Collected data entries:
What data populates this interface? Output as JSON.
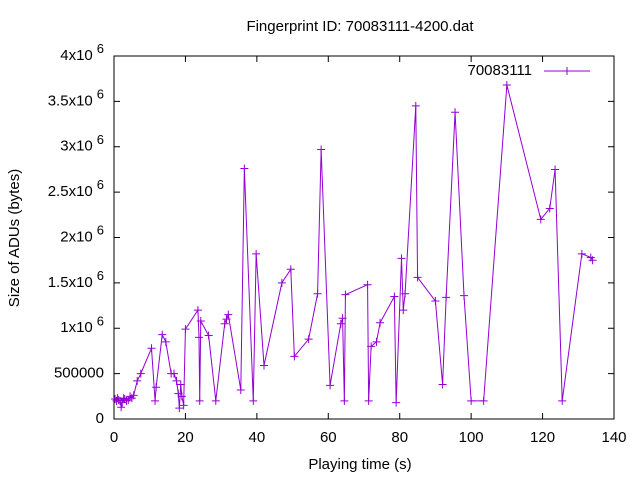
{
  "chart_data": {
    "type": "line",
    "title": "Fingerprint ID: 70083111-4200.dat",
    "x_label": "Playing time (s)",
    "y_label": "Size of ADUs (bytes)",
    "legend": "top-right",
    "xlim": [
      0,
      140
    ],
    "ylim": [
      0,
      4000000
    ],
    "xticks": [
      0,
      20,
      40,
      60,
      80,
      100,
      120,
      140
    ],
    "yticks": [
      0,
      500000,
      {
        "value": 1000000,
        "label": "1x10^6"
      },
      {
        "value": 1500000,
        "label": "1.5x10^6"
      },
      {
        "value": 2000000,
        "label": "2x10^6"
      },
      {
        "value": 2500000,
        "label": "2.5x10^6"
      },
      {
        "value": 3000000,
        "label": "3x10^6"
      },
      {
        "value": 3500000,
        "label": "3.5x10^6"
      },
      {
        "value": 4000000,
        "label": "4x10^6"
      }
    ],
    "x": [
      0.3,
      0.7,
      1,
      1.3,
      1.7,
      2,
      2.3,
      2.7,
      3,
      3.5,
      4,
      4.5,
      5,
      5.5,
      6.5,
      7.5,
      10.5,
      11.5,
      11.8,
      13.5,
      14.5,
      16,
      16.8,
      17.5,
      18,
      18.3,
      18.7,
      19,
      19.5,
      20,
      23.5,
      23.8,
      24,
      24.3,
      26.5,
      28.5,
      31,
      31.5,
      32,
      35.5,
      36.5,
      39,
      39.8,
      42,
      47,
      49.5,
      50.5,
      54.5,
      57,
      58,
      60.5,
      63.5,
      64,
      64.5,
      64.8,
      71,
      71.3,
      72,
      73.5,
      74.5,
      78.5,
      79,
      80.5,
      81,
      81.5,
      84.5,
      85,
      90,
      92,
      93,
      95.5,
      98,
      100,
      103.5,
      110,
      119.5,
      122,
      123.5,
      125.5,
      131,
      133.5,
      134
    ],
    "series": [
      {
        "name": "70083111",
        "color": "#9400d3",
        "values": [
          220000,
          200000,
          230000,
          210000,
          200000,
          130000,
          180000,
          230000,
          220000,
          200000,
          210000,
          250000,
          230000,
          260000,
          420000,
          500000,
          780000,
          200000,
          350000,
          930000,
          850000,
          500000,
          500000,
          420000,
          280000,
          120000,
          380000,
          250000,
          150000,
          990000,
          1200000,
          900000,
          200000,
          1080000,
          920000,
          200000,
          1050000,
          1100000,
          1150000,
          320000,
          2760000,
          200000,
          1820000,
          590000,
          1500000,
          1650000,
          690000,
          880000,
          1380000,
          2970000,
          370000,
          1050000,
          1110000,
          200000,
          1370000,
          1480000,
          200000,
          800000,
          850000,
          1060000,
          1350000,
          180000,
          1770000,
          1200000,
          1380000,
          3450000,
          1560000,
          1300000,
          380000,
          1340000,
          3380000,
          1360000,
          200000,
          200000,
          3680000,
          2200000,
          2320000,
          2750000,
          200000,
          1820000,
          1780000,
          1750000
        ]
      }
    ]
  }
}
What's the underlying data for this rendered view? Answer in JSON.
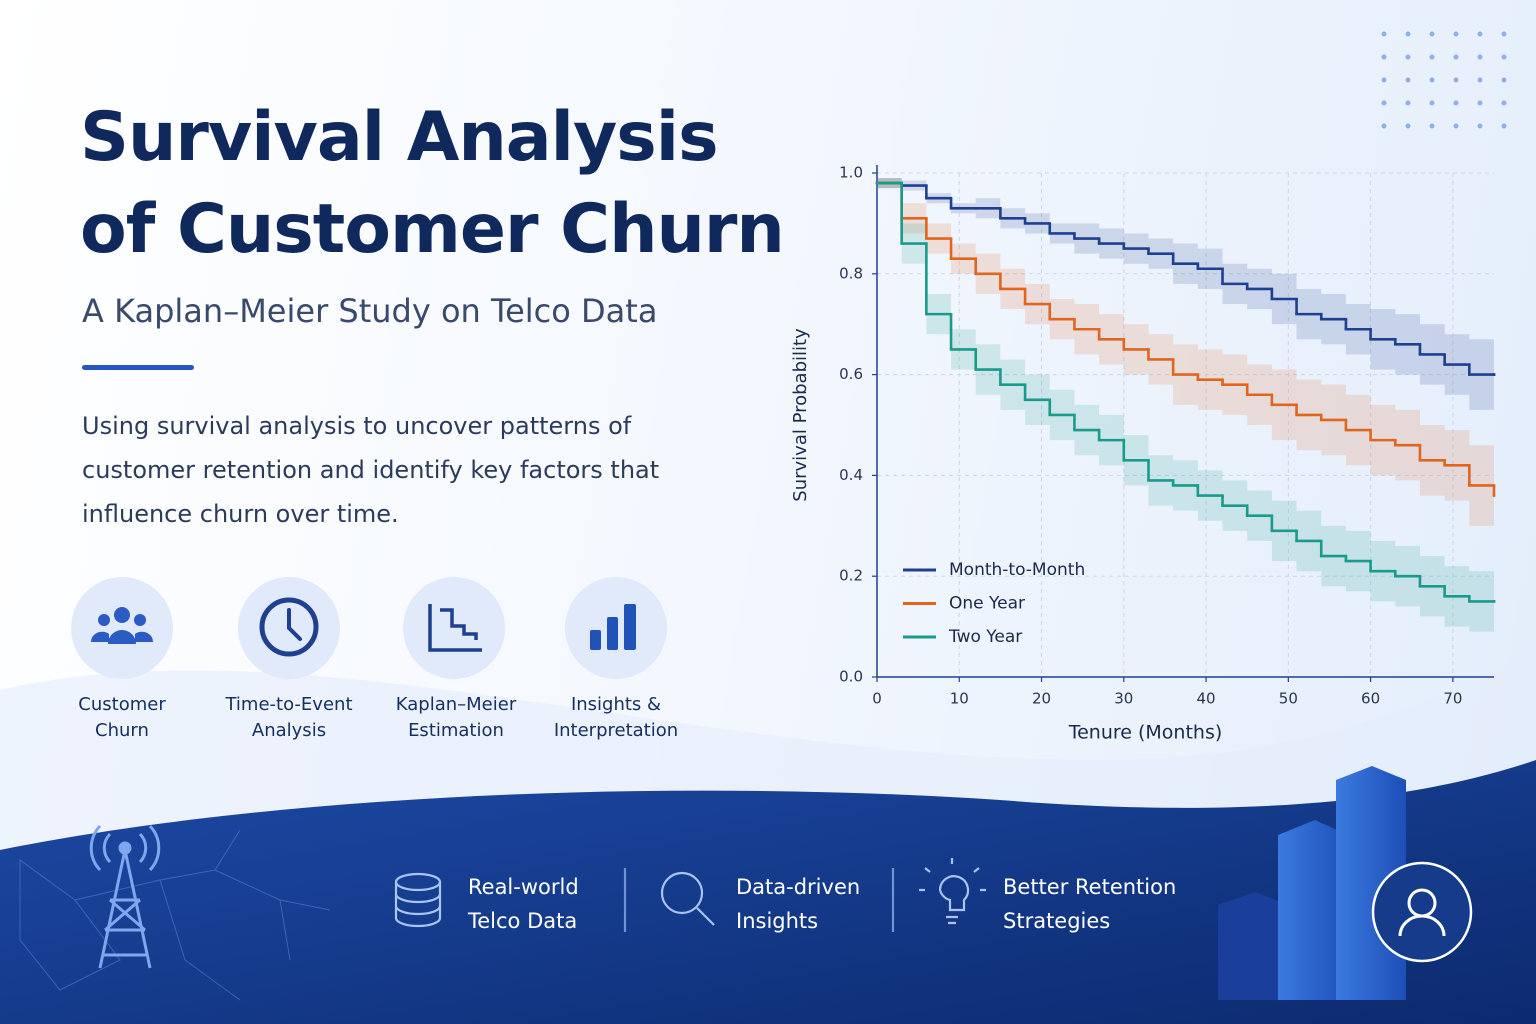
{
  "header": {
    "title_lines": [
      "Survival Analysis",
      "of Customer Churn"
    ],
    "subtitle": "A Kaplan–Meier Study on Telco Data",
    "description": "Using survival analysis to uncover patterns of customer retention and identify key factors that influence churn over time."
  },
  "features": [
    {
      "label": "Customer Churn"
    },
    {
      "label": "Time-to-Event Analysis"
    },
    {
      "label": "Kaplan–Meier Estimation"
    },
    {
      "label": "Insights & Interpretation"
    }
  ],
  "footer": [
    {
      "label": "Real-world Telco Data"
    },
    {
      "label": "Data-driven Insights"
    },
    {
      "label": "Better Retention Strategies"
    }
  ],
  "chart_data": {
    "type": "step",
    "x_label": "Tenure (Months)",
    "y_label": "Survival Probability",
    "x": [
      0,
      3,
      6,
      9,
      12,
      15,
      18,
      21,
      24,
      27,
      30,
      33,
      36,
      39,
      42,
      45,
      48,
      51,
      54,
      57,
      60,
      63,
      66,
      69,
      72,
      75
    ],
    "series": [
      {
        "name": "Month-to-Month",
        "color": "#1f3f8f",
        "values": [
          0.98,
          0.975,
          0.95,
          0.93,
          0.93,
          0.91,
          0.9,
          0.88,
          0.87,
          0.86,
          0.85,
          0.84,
          0.82,
          0.81,
          0.78,
          0.77,
          0.75,
          0.72,
          0.71,
          0.69,
          0.67,
          0.66,
          0.64,
          0.62,
          0.6,
          0.6
        ],
        "lower": [
          0.97,
          0.965,
          0.94,
          0.92,
          0.91,
          0.89,
          0.88,
          0.86,
          0.84,
          0.83,
          0.82,
          0.81,
          0.78,
          0.77,
          0.74,
          0.73,
          0.7,
          0.67,
          0.66,
          0.64,
          0.61,
          0.6,
          0.58,
          0.56,
          0.53,
          0.53
        ],
        "upper": [
          0.99,
          0.985,
          0.96,
          0.94,
          0.95,
          0.93,
          0.92,
          0.9,
          0.9,
          0.89,
          0.88,
          0.87,
          0.86,
          0.85,
          0.82,
          0.81,
          0.8,
          0.77,
          0.76,
          0.74,
          0.73,
          0.72,
          0.7,
          0.68,
          0.67,
          0.67
        ]
      },
      {
        "name": "One Year",
        "color": "#e0661f",
        "values": [
          0.98,
          0.91,
          0.87,
          0.83,
          0.8,
          0.77,
          0.74,
          0.71,
          0.69,
          0.67,
          0.65,
          0.63,
          0.6,
          0.59,
          0.58,
          0.56,
          0.54,
          0.52,
          0.51,
          0.49,
          0.47,
          0.46,
          0.43,
          0.42,
          0.38,
          0.36
        ],
        "lower": [
          0.97,
          0.88,
          0.84,
          0.8,
          0.76,
          0.73,
          0.7,
          0.67,
          0.64,
          0.62,
          0.6,
          0.58,
          0.54,
          0.53,
          0.52,
          0.5,
          0.47,
          0.45,
          0.44,
          0.42,
          0.4,
          0.39,
          0.36,
          0.35,
          0.3,
          0.28
        ],
        "upper": [
          0.99,
          0.94,
          0.9,
          0.86,
          0.84,
          0.81,
          0.78,
          0.75,
          0.74,
          0.72,
          0.7,
          0.68,
          0.66,
          0.65,
          0.64,
          0.62,
          0.61,
          0.59,
          0.58,
          0.56,
          0.54,
          0.53,
          0.5,
          0.49,
          0.46,
          0.44
        ]
      },
      {
        "name": "Two Year",
        "color": "#1a9a8a",
        "values": [
          0.98,
          0.86,
          0.72,
          0.65,
          0.61,
          0.58,
          0.55,
          0.52,
          0.49,
          0.47,
          0.43,
          0.39,
          0.38,
          0.36,
          0.34,
          0.32,
          0.29,
          0.27,
          0.24,
          0.23,
          0.21,
          0.2,
          0.18,
          0.16,
          0.15,
          0.15
        ],
        "lower": [
          0.97,
          0.82,
          0.68,
          0.61,
          0.56,
          0.53,
          0.5,
          0.47,
          0.44,
          0.42,
          0.38,
          0.34,
          0.33,
          0.31,
          0.29,
          0.27,
          0.23,
          0.21,
          0.18,
          0.17,
          0.15,
          0.14,
          0.12,
          0.1,
          0.09,
          0.09
        ],
        "upper": [
          0.99,
          0.9,
          0.76,
          0.69,
          0.66,
          0.63,
          0.6,
          0.57,
          0.54,
          0.52,
          0.48,
          0.44,
          0.43,
          0.41,
          0.39,
          0.37,
          0.35,
          0.33,
          0.3,
          0.29,
          0.27,
          0.26,
          0.24,
          0.22,
          0.21,
          0.21
        ]
      }
    ],
    "xlim": [
      0,
      75
    ],
    "xticks": [
      0,
      10,
      20,
      30,
      40,
      50,
      60,
      70
    ],
    "ylim": [
      0,
      1
    ],
    "yticks": [
      {
        "value": 0,
        "label": "0.0"
      },
      0.2,
      0.4,
      0.6,
      0.8,
      {
        "value": 1,
        "label": "1.0"
      }
    ],
    "grid": true,
    "legend": "lower left"
  }
}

## Aim
Filter the records, keeping only lines that contain "Telco", and show those lines.

## Answer to this task
    "subtitle": "A Kaplan–Meier Study on Telco Data",
      "label": "Real-world Telco Data"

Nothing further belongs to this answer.